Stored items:
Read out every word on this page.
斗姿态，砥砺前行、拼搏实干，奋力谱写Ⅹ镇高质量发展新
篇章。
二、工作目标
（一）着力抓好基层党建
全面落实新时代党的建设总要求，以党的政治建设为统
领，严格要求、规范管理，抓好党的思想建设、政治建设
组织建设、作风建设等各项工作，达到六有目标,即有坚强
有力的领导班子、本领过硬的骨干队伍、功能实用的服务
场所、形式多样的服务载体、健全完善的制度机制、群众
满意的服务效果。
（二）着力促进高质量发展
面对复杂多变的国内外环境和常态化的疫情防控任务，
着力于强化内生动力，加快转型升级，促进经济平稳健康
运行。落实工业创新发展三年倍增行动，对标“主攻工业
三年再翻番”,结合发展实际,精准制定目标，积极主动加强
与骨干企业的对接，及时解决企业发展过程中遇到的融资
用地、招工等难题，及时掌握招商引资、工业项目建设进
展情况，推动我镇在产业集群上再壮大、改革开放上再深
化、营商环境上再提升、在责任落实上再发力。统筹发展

▶ WHAT THE TASK REQUIRES: Copy the data above exactly. Every line must be included.

▶ EXERCISE ANSWER:
Read out every word on this page.
斗姿态，砥砺前行、拼搏实干，奋力谱写Ⅹ镇高质量发展新
篇章。
二、工作目标
（一）着力抓好基层党建
全面落实新时代党的建设总要求，以党的政治建设为统
领，严格要求、规范管理，抓好党的思想建设、政治建设
组织建设、作风建设等各项工作，达到六有目标,即有坚强
有力的领导班子、本领过硬的骨干队伍、功能实用的服务
场所、形式多样的服务载体、健全完善的制度机制、群众
满意的服务效果。
（二）着力促进高质量发展
面对复杂多变的国内外环境和常态化的疫情防控任务，
着力于强化内生动力，加快转型升级，促进经济平稳健康
运行。落实工业创新发展三年倍增行动，对标“主攻工业
三年再翻番”,结合发展实际,精准制定目标，积极主动加强
与骨干企业的对接，及时解决企业发展过程中遇到的融资
用地、招工等难题，及时掌握招商引资、工业项目建设进
展情况，推动我镇在产业集群上再壮大、改革开放上再深
化、营商环境上再提升、在责任落实上再发力。统筹发展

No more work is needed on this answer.